Figure record listings:

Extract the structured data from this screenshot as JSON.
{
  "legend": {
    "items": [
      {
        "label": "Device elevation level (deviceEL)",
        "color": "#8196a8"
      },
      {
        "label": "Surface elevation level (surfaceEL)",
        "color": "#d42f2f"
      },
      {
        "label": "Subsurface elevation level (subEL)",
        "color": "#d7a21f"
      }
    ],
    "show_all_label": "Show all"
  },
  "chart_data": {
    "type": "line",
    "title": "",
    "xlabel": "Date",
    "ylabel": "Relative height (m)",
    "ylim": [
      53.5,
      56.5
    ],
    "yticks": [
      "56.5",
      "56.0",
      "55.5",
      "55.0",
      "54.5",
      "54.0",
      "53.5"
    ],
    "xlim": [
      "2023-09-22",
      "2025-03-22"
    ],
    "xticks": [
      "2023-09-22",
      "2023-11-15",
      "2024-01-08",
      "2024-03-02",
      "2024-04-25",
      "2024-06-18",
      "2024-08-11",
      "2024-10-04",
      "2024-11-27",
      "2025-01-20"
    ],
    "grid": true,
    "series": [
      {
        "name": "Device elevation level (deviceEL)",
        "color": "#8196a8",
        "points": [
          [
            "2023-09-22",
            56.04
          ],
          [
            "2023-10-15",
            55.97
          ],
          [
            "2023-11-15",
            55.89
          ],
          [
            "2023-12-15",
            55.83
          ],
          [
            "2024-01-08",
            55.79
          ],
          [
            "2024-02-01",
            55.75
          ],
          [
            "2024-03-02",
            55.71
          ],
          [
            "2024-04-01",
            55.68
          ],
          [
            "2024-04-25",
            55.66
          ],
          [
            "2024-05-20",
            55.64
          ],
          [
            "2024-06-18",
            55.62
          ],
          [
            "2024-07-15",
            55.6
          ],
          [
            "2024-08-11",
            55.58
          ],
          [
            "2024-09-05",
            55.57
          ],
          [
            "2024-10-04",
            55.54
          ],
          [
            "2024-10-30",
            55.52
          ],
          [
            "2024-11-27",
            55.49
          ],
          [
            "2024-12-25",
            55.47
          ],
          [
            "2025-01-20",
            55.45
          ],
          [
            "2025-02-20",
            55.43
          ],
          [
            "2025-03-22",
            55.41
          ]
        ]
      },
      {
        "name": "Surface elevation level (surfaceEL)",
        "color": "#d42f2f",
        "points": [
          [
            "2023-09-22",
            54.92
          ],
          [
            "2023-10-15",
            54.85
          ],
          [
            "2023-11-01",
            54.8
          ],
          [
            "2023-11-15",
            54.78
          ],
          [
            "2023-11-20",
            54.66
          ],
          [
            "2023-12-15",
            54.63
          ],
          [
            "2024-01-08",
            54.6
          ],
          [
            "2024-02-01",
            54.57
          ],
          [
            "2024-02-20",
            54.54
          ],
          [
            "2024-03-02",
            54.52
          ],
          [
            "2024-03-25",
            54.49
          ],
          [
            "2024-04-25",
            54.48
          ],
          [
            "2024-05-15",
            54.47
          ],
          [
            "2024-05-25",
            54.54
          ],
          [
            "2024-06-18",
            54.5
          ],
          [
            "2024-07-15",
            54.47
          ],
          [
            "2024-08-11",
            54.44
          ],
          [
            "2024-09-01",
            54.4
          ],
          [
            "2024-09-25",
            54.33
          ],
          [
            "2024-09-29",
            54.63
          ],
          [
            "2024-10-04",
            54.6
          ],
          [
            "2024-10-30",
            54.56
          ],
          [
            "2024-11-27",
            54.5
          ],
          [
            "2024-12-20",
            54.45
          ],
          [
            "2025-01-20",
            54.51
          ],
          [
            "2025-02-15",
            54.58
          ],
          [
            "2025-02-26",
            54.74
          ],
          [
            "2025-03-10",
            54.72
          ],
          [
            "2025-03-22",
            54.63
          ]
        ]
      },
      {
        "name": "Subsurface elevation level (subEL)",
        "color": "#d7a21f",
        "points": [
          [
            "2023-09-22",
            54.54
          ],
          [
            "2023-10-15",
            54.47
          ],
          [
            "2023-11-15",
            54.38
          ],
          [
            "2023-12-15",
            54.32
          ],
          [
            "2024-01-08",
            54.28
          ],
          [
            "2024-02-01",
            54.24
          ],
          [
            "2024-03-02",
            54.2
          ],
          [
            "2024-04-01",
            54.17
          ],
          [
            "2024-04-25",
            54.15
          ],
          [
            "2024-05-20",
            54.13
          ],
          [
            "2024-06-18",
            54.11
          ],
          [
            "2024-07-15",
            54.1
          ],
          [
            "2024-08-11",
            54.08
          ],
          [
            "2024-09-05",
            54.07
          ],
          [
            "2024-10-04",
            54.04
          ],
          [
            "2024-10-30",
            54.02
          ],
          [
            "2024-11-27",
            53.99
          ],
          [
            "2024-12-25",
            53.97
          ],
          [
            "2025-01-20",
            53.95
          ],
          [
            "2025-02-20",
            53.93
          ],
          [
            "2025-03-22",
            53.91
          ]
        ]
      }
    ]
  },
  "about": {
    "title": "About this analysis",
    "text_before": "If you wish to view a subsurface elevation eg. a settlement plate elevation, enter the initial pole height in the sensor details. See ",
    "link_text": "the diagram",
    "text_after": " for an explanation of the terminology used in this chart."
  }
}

__Problem to solve__: Copy every line of the listing that contains the word "deviceEL".

__Output of the exercise__:
        "label": "Device elevation level (deviceEL)",
        "name": "Device elevation level (deviceEL)",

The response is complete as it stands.